───── RECORD EXCERPTS ─────

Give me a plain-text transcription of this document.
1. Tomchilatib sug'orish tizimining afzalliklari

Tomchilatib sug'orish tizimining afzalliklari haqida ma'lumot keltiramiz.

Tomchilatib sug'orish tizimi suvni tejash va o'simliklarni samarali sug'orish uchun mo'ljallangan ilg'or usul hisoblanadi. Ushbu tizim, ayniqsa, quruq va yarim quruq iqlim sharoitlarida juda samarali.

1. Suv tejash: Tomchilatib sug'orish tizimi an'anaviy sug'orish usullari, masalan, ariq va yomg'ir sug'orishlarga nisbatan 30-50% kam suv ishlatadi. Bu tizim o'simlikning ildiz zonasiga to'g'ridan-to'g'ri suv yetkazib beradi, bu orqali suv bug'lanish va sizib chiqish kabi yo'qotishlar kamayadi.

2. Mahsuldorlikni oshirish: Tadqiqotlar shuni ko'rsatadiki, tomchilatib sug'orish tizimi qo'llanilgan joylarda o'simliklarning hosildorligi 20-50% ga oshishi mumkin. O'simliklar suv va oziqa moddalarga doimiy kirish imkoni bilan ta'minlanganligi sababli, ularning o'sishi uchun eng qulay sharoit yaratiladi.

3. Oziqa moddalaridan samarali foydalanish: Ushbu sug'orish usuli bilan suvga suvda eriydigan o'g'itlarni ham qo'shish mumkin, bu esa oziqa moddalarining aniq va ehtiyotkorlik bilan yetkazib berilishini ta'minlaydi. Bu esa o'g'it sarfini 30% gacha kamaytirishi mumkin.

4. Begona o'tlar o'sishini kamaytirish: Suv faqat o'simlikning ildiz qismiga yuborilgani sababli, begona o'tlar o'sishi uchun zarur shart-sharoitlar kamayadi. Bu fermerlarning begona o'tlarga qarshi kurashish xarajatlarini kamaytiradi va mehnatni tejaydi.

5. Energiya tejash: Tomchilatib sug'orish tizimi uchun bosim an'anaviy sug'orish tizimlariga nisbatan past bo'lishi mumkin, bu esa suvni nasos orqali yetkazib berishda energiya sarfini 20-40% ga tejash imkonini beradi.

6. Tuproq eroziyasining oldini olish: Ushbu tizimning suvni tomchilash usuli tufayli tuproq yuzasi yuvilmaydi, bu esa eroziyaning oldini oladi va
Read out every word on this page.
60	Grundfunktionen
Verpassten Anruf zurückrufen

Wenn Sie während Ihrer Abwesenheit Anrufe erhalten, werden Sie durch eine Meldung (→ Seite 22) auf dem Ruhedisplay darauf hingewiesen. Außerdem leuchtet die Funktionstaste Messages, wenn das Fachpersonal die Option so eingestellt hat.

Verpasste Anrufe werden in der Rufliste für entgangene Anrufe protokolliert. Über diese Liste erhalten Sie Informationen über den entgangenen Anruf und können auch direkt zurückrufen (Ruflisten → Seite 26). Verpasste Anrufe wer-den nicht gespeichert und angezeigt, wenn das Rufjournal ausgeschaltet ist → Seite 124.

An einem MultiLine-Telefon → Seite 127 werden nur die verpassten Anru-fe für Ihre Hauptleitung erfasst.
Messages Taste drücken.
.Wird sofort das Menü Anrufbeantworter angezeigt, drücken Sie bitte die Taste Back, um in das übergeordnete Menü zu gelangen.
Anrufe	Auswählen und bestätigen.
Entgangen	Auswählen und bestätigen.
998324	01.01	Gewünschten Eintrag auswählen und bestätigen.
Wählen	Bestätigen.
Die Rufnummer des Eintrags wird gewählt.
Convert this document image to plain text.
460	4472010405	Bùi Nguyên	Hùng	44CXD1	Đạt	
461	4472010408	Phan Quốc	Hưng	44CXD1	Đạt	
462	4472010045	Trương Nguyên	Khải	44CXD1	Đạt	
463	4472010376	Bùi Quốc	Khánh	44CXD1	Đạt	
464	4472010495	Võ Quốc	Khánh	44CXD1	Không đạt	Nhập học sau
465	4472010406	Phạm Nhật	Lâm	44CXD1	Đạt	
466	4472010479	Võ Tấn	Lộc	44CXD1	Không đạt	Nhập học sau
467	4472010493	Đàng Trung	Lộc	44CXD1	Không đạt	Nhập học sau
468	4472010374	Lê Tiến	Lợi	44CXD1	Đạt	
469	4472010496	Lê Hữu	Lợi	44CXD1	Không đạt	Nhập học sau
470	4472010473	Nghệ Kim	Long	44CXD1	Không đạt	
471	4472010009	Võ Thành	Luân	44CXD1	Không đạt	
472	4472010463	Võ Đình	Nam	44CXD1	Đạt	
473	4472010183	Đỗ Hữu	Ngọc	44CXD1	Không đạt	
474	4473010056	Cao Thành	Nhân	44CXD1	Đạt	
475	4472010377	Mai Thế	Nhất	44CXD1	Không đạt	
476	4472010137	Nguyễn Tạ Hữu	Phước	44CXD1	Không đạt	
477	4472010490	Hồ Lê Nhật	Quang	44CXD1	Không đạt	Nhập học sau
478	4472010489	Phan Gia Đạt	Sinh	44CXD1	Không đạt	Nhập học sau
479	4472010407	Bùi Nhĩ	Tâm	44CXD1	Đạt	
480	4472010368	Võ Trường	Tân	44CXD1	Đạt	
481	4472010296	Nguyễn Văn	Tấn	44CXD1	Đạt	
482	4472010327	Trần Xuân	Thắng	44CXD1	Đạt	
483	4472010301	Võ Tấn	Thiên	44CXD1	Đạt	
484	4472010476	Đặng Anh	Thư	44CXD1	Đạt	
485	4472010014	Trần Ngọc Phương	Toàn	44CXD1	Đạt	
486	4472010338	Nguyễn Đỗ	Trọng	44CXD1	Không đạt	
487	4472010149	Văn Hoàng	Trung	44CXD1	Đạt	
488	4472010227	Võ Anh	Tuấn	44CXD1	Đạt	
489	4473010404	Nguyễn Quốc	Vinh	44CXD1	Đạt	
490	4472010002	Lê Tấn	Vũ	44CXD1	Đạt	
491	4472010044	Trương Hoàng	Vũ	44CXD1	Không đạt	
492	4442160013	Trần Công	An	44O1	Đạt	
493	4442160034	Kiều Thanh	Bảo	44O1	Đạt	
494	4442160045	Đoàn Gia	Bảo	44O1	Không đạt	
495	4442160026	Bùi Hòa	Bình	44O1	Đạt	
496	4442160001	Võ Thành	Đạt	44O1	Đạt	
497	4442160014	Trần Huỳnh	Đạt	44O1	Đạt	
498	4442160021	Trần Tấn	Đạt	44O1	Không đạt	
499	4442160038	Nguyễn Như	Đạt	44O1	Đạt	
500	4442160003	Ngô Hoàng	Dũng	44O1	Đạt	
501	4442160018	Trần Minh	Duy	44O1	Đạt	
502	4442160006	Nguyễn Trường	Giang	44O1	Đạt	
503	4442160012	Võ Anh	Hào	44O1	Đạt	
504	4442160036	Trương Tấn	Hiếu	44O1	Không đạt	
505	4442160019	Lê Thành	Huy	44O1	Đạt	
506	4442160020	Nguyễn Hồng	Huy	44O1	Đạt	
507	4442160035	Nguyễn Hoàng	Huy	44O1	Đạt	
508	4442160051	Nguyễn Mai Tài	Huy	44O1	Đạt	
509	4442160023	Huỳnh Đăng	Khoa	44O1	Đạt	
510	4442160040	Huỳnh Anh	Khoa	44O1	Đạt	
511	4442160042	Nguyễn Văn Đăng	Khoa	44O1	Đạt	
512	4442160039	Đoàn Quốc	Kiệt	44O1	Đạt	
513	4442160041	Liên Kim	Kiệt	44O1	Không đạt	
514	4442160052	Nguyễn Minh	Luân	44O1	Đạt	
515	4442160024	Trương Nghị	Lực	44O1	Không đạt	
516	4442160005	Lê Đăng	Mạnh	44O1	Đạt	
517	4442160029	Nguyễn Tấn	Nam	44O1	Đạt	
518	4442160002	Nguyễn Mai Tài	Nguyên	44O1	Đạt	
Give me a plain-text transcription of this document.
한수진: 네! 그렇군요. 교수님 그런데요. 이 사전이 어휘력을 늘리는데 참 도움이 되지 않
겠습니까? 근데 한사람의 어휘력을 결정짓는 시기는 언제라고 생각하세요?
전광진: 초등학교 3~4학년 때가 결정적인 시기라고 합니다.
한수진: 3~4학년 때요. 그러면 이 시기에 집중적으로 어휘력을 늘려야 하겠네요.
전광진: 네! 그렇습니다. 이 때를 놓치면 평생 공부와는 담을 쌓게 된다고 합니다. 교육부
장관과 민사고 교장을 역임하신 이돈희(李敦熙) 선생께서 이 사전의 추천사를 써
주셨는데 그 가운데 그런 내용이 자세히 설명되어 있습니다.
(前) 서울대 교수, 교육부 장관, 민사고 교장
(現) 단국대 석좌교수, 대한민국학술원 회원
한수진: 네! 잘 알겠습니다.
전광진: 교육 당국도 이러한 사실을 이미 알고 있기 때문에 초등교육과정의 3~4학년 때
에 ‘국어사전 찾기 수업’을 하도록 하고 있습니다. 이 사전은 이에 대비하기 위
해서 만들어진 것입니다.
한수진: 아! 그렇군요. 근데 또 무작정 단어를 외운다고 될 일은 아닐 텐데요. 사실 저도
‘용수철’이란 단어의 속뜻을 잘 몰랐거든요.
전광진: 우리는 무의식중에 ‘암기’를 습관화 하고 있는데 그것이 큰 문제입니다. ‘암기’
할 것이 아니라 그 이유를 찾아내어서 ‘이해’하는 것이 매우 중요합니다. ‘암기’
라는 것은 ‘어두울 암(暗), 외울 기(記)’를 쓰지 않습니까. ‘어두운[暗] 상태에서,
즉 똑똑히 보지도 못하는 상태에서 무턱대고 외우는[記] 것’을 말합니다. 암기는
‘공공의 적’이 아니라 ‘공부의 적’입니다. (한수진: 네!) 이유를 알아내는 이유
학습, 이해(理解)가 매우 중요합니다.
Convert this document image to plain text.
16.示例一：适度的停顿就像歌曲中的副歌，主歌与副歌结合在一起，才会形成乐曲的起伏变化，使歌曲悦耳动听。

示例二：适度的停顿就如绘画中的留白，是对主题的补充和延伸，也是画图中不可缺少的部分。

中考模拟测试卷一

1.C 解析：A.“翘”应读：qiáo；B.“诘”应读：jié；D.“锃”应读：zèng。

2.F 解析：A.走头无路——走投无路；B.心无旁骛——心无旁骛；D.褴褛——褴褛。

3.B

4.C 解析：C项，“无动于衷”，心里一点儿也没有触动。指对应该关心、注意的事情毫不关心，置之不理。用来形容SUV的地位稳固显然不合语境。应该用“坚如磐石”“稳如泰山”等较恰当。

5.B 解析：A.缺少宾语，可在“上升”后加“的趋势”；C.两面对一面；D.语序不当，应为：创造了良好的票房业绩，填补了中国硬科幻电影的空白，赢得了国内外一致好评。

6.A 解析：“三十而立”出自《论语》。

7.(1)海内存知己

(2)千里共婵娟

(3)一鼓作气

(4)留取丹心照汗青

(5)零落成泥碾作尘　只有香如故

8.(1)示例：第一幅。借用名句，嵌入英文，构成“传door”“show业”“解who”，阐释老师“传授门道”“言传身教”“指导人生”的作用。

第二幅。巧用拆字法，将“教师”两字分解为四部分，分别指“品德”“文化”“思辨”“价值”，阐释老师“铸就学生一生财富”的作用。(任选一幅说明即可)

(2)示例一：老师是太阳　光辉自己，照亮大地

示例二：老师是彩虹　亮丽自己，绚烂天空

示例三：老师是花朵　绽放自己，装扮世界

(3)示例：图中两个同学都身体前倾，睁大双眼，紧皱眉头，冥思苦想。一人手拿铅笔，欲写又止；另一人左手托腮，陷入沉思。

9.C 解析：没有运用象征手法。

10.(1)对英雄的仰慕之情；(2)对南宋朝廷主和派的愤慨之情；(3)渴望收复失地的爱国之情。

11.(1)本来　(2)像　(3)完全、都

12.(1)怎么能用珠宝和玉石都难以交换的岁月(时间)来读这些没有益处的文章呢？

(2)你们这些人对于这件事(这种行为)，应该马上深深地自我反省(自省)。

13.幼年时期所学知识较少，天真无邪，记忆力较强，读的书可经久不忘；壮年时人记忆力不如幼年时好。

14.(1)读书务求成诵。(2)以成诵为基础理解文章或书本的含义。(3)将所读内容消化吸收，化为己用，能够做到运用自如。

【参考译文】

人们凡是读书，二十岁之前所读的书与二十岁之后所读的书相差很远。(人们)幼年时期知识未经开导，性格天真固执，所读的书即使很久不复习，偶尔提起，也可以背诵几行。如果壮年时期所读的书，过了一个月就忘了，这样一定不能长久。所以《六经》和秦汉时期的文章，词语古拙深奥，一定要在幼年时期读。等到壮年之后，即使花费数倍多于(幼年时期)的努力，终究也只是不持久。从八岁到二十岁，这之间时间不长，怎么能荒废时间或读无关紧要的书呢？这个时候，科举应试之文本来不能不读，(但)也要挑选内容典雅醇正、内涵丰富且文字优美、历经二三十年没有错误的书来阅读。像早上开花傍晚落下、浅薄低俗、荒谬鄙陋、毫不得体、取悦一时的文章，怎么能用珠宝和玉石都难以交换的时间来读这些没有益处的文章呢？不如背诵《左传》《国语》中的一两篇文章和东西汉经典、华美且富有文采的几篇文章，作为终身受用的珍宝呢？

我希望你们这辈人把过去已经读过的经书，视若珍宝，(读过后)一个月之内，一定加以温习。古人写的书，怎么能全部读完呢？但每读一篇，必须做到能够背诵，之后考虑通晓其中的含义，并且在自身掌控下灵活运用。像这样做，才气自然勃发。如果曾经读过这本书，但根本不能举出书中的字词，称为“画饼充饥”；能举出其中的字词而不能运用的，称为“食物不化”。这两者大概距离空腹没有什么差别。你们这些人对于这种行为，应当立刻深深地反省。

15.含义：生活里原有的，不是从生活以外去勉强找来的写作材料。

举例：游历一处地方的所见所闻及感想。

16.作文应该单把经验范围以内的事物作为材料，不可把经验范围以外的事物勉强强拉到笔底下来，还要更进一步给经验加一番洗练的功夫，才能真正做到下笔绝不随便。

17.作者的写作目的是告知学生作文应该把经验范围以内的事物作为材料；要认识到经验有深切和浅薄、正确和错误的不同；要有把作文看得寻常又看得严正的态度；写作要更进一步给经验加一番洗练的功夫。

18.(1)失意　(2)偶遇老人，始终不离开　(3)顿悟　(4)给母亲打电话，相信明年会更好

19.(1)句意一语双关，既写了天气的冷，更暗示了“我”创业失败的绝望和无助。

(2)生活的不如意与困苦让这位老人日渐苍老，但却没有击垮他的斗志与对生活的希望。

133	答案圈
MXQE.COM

─────

→ GOAL:
Filter the listing above by the word "Khánh"; copy each line that passes.

→ RESPONSE TO THE EXERCISE:
463	4472010376	Bùi Quốc	Khánh	44CXD1	Đạt	
464	4472010495	Võ Quốc	Khánh	44CXD1	Không đạt	Nhập học sau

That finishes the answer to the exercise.